• _EXERCISE PROMPT_
All of the listing below must be repeated word for word. Pictures are the only thing to omit.

--------------------

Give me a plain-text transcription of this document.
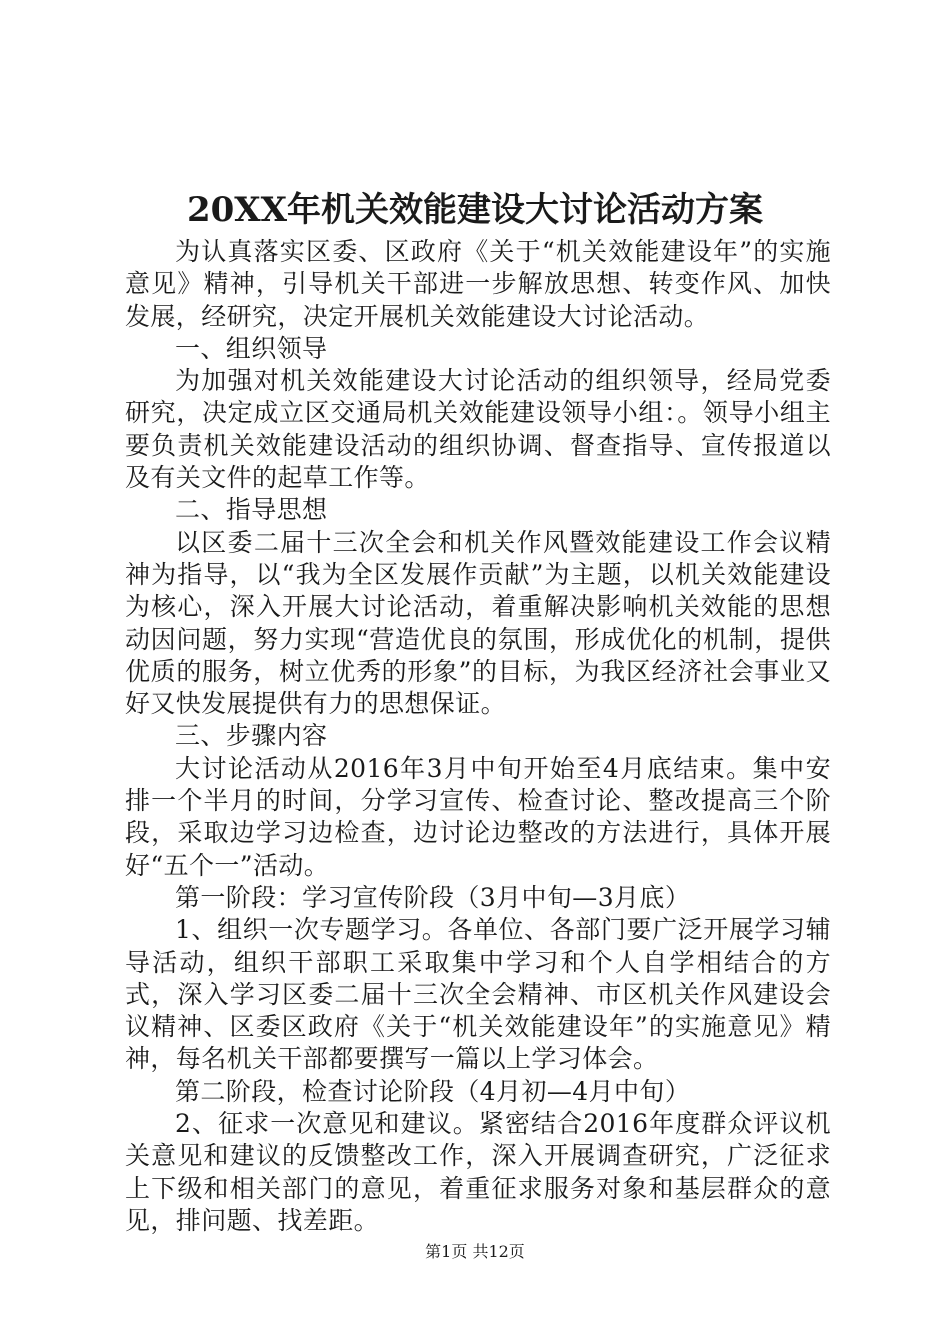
20XX年机关效能建设大讨论活动方案

为认真落实区委、区政府《关于“机关效能建设年”的实施意见》精神，引导机关干部进一步解放思想、转变作风、加快发展，经研究，决定开展机关效能建设大讨论活动。

一、组织领导

为加强对机关效能建设大讨论活动的组织领导，经局党委研究，决定成立区交通局机关效能建设领导小组：。领导小组主要负责机关效能建设活动的组织协调、督查指导、宣传报道以及有关文件的起草工作等。

二、指导思想

以区委二届十三次全会和机关作风暨效能建设工作会议精神为指导，以“我为全区发展作贡献”为主题，以机关效能建设为核心，深入开展大讨论活动，着重解决影响机关效能的思想动因问题，努力实现“营造优良的氛围，形成优化的机制，提供优质的服务，树立优秀的形象”的目标，为我区经济社会事业又好又快发展提供有力的思想保证。

三、步骤内容

大讨论活动从2016年3月中旬开始至4月底结束。集中安排一个半月的时间，分学习宣传、检查讨论、整改提高三个阶段，采取边学习边检查，边讨论边整改的方法进行，具体开展好“五个一”活动。

第一阶段：学习宣传阶段（3月中旬—3月底）

1、组织一次专题学习。各单位、各部门要广泛开展学习辅导活动，组织干部职工采取集中学习和个人自学相结合的方式，深入学习区委二届十三次全会精神、市区机关作风建设会议精神、区委区政府《关于“机关效能建设年”的实施意见》精神，每名机关干部都要撰写一篇以上学习体会。

第二阶段，检查讨论阶段（4月初—4月中旬）

2、征求一次意见和建议。紧密结合2016年度群众评议机关意见和建议的反馈整改工作，深入开展调查研究，广泛征求上下级和相关部门的意见，着重征求服务对象和基层群众的意见，排问题、找差距。

第1页 共12页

--------------------

• _FINAL RESULT_
Give me a plain-text transcription of this document.
20XX年机关效能建设大讨论活动方案

为认真落实区委、区政府《关于“机关效能建设年”的实施意见》精神，引导机关干部进一步解放思想、转变作风、加快发展，经研究，决定开展机关效能建设大讨论活动。

一、组织领导

为加强对机关效能建设大讨论活动的组织领导，经局党委研究，决定成立区交通局机关效能建设领导小组：。领导小组主要负责机关效能建设活动的组织协调、督查指导、宣传报道以及有关文件的起草工作等。

二、指导思想

以区委二届十三次全会和机关作风暨效能建设工作会议精神为指导，以“我为全区发展作贡献”为主题，以机关效能建设为核心，深入开展大讨论活动，着重解决影响机关效能的思想动因问题，努力实现“营造优良的氛围，形成优化的机制，提供优质的服务，树立优秀的形象”的目标，为我区经济社会事业又好又快发展提供有力的思想保证。

三、步骤内容

大讨论活动从2016年3月中旬开始至4月底结束。集中安排一个半月的时间，分学习宣传、检查讨论、整改提高三个阶段，采取边学习边检查，边讨论边整改的方法进行，具体开展好“五个一”活动。

第一阶段：学习宣传阶段（3月中旬—3月底）

1、组织一次专题学习。各单位、各部门要广泛开展学习辅导活动，组织干部职工采取集中学习和个人自学相结合的方式，深入学习区委二届十三次全会精神、市区机关作风建设会议精神、区委区政府《关于“机关效能建设年”的实施意见》精神，每名机关干部都要撰写一篇以上学习体会。

第二阶段，检查讨论阶段（4月初—4月中旬）

2、征求一次意见和建议。紧密结合2016年度群众评议机关意见和建议的反馈整改工作，深入开展调查研究，广泛征求上下级和相关部门的意见，着重征求服务对象和基层群众的意见，排问题、找差距。

第1页 共12页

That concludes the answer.